> TASK DIRECTIONS
Reproduce every line of the records below character for character, keeping them in their original order.

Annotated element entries
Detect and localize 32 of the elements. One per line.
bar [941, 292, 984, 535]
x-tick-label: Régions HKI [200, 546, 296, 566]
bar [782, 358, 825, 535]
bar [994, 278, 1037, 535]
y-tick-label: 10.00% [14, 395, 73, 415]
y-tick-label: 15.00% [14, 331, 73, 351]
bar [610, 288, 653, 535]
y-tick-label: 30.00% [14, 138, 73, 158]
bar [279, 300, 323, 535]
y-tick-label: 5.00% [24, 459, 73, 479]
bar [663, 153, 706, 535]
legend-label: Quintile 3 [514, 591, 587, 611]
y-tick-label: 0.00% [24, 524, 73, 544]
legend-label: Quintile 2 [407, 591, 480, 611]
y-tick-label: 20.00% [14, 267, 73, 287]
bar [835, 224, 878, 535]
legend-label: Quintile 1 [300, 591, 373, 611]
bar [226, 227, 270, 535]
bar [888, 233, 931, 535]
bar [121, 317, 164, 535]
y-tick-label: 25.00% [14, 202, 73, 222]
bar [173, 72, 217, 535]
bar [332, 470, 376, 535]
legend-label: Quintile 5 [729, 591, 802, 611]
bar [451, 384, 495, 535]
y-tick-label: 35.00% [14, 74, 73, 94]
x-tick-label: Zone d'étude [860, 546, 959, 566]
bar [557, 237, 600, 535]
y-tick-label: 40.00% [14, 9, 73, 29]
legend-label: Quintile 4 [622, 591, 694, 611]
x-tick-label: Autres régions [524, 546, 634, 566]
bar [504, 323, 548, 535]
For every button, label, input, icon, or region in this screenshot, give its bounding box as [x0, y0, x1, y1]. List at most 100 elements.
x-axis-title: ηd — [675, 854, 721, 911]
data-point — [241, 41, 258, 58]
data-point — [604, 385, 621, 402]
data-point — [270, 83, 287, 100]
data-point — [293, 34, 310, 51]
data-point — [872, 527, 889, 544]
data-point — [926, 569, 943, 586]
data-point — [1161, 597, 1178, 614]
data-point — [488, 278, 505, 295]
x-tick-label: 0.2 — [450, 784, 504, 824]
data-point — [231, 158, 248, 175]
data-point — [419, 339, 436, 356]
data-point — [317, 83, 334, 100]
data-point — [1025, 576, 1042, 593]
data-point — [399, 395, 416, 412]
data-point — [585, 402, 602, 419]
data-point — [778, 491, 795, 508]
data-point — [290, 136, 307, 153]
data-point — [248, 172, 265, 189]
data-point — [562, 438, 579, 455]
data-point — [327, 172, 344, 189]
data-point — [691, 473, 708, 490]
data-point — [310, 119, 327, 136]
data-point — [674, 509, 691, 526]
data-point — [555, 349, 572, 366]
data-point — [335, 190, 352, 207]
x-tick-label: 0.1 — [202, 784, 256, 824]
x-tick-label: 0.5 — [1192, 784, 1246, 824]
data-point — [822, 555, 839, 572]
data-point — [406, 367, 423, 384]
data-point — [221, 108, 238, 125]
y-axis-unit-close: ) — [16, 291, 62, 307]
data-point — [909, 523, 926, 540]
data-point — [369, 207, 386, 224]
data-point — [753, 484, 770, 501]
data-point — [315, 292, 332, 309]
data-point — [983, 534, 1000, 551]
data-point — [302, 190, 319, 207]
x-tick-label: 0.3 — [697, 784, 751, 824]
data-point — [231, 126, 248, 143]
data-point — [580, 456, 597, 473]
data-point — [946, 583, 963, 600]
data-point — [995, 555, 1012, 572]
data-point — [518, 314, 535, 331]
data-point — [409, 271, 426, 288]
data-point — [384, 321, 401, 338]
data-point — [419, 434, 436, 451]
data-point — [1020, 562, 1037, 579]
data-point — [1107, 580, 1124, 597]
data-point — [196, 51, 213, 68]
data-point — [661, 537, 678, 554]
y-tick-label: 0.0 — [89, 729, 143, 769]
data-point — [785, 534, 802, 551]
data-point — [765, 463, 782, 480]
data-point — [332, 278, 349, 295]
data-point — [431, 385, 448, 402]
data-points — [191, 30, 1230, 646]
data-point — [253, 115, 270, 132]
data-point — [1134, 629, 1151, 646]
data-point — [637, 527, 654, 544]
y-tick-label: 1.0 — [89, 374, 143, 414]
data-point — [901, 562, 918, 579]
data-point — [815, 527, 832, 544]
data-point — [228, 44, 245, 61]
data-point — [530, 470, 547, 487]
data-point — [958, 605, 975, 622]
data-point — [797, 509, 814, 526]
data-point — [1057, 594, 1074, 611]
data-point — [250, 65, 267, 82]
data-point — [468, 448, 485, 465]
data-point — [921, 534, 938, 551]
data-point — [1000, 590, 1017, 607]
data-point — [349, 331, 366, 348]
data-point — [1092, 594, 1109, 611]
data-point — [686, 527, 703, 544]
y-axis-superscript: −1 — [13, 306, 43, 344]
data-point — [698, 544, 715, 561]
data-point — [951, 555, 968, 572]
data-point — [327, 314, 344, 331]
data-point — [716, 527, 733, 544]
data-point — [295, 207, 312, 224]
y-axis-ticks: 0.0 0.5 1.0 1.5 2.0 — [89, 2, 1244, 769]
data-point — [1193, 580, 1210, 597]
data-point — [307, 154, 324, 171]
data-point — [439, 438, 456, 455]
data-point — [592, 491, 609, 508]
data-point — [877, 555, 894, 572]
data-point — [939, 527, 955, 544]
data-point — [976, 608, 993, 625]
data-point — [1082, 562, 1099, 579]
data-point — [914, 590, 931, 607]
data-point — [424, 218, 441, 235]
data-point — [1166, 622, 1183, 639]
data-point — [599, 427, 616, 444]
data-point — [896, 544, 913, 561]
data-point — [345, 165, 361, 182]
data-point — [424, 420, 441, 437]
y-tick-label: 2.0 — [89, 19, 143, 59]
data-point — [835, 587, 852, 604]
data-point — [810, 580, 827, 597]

> EXPECTED ANSWER
Detect and localize 32 of the elements. One per line.
bar [941, 292, 984, 535]
x-tick-label: Régions HKI [200, 546, 296, 566]
bar [782, 358, 825, 535]
bar [994, 278, 1037, 535]
y-tick-label: 10.00% [14, 395, 73, 415]
y-tick-label: 15.00% [14, 331, 73, 351]
bar [610, 288, 653, 535]
y-tick-label: 30.00% [14, 138, 73, 158]
bar [279, 300, 323, 535]
y-tick-label: 5.00% [24, 459, 73, 479]
bar [663, 153, 706, 535]
legend-label: Quintile 3 [514, 591, 587, 611]
y-tick-label: 0.00% [24, 524, 73, 544]
legend-label: Quintile 2 [407, 591, 480, 611]
y-tick-label: 20.00% [14, 267, 73, 287]
bar [835, 224, 878, 535]
legend-label: Quintile 1 [300, 591, 373, 611]
bar [226, 227, 270, 535]
bar [888, 233, 931, 535]
bar [121, 317, 164, 535]
y-tick-label: 25.00% [14, 202, 73, 222]
bar [173, 72, 217, 535]
bar [332, 470, 376, 535]
legend-label: Quintile 5 [729, 591, 802, 611]
bar [451, 384, 495, 535]
y-tick-label: 35.00% [14, 74, 73, 94]
x-tick-label: Zone d'étude [860, 546, 959, 566]
bar [557, 237, 600, 535]
y-tick-label: 40.00% [14, 9, 73, 29]
legend-label: Quintile 4 [622, 591, 694, 611]
x-tick-label: Autres régions [524, 546, 634, 566]
bar [504, 323, 548, 535]
For every button, label, input, icon, or region in this screenshot, give its bounding box as [x0, y0, x1, y1]. List at most 100 elements.
x-axis-title: ηd — [675, 854, 721, 911]
data-point — [241, 41, 258, 58]
data-point — [604, 385, 621, 402]
data-point — [270, 83, 287, 100]
data-point — [293, 34, 310, 51]
data-point — [872, 527, 889, 544]
data-point — [926, 569, 943, 586]
data-point — [1161, 597, 1178, 614]
data-point — [488, 278, 505, 295]
x-tick-label: 0.2 — [450, 784, 504, 824]
data-point — [231, 158, 248, 175]
data-point — [419, 339, 436, 356]
data-point — [317, 83, 334, 100]
data-point — [1025, 576, 1042, 593]
data-point — [399, 395, 416, 412]
data-point — [585, 402, 602, 419]
data-point — [778, 491, 795, 508]
data-point — [290, 136, 307, 153]
data-point — [248, 172, 265, 189]
data-point — [562, 438, 579, 455]
data-point — [327, 172, 344, 189]
data-point — [691, 473, 708, 490]
data-point — [310, 119, 327, 136]
data-point — [674, 509, 691, 526]
data-point — [555, 349, 572, 366]
data-point — [335, 190, 352, 207]
x-tick-label: 0.1 — [202, 784, 256, 824]
x-tick-label: 0.5 — [1192, 784, 1246, 824]
data-point — [822, 555, 839, 572]
data-point — [406, 367, 423, 384]
data-point — [221, 108, 238, 125]
y-axis-unit-close: ) — [16, 291, 62, 307]
data-point — [909, 523, 926, 540]
data-point — [369, 207, 386, 224]
data-point — [753, 484, 770, 501]
data-point — [315, 292, 332, 309]
data-point — [983, 534, 1000, 551]
data-point — [302, 190, 319, 207]
x-tick-label: 0.3 — [697, 784, 751, 824]
data-point — [231, 126, 248, 143]
data-point — [580, 456, 597, 473]
data-point — [946, 583, 963, 600]
data-point — [995, 555, 1012, 572]
data-point — [518, 314, 535, 331]
data-point — [409, 271, 426, 288]
data-point — [384, 321, 401, 338]
data-point — [419, 434, 436, 451]
data-point — [1020, 562, 1037, 579]
data-point — [1107, 580, 1124, 597]
data-point — [196, 51, 213, 68]
data-point — [661, 537, 678, 554]
y-tick-label: 0.0 — [89, 729, 143, 769]
data-point — [785, 534, 802, 551]
data-point — [765, 463, 782, 480]
data-point — [332, 278, 349, 295]
data-point — [431, 385, 448, 402]
data-points — [191, 30, 1230, 646]
data-point — [253, 115, 270, 132]
data-point — [1134, 629, 1151, 646]
data-point — [637, 527, 654, 544]
y-tick-label: 1.0 — [89, 374, 143, 414]
data-point — [901, 562, 918, 579]
data-point — [815, 527, 832, 544]
data-point — [228, 44, 245, 61]
data-point — [530, 470, 547, 487]
data-point — [958, 605, 975, 622]
data-point — [797, 509, 814, 526]
data-point — [1057, 594, 1074, 611]
data-point — [250, 65, 267, 82]
data-point — [468, 448, 485, 465]
data-point — [921, 534, 938, 551]
data-point — [1000, 590, 1017, 607]
data-point — [349, 331, 366, 348]
data-point — [1092, 594, 1109, 611]
data-point — [686, 527, 703, 544]
y-axis-superscript: −1 — [13, 306, 43, 344]
data-point — [698, 544, 715, 561]
data-point — [951, 555, 968, 572]
data-point — [327, 314, 344, 331]
data-point — [716, 527, 733, 544]
data-point — [295, 207, 312, 224]
y-axis-ticks: 0.0 0.5 1.0 1.5 2.0 — [89, 2, 1244, 769]
data-point — [1193, 580, 1210, 597]
data-point — [307, 154, 324, 171]
data-point — [439, 438, 456, 455]
data-point — [592, 491, 609, 508]
data-point — [877, 555, 894, 572]
data-point — [939, 527, 955, 544]
data-point — [976, 608, 993, 625]
data-point — [1082, 562, 1099, 579]
data-point — [914, 590, 931, 607]
data-point — [424, 218, 441, 235]
data-point — [1166, 622, 1183, 639]
data-point — [599, 427, 616, 444]
data-point — [896, 544, 913, 561]
data-point — [345, 165, 361, 182]
data-point — [424, 420, 441, 437]
y-tick-label: 2.0 — [89, 19, 143, 59]
data-point — [835, 587, 852, 604]
data-point — [810, 580, 827, 597]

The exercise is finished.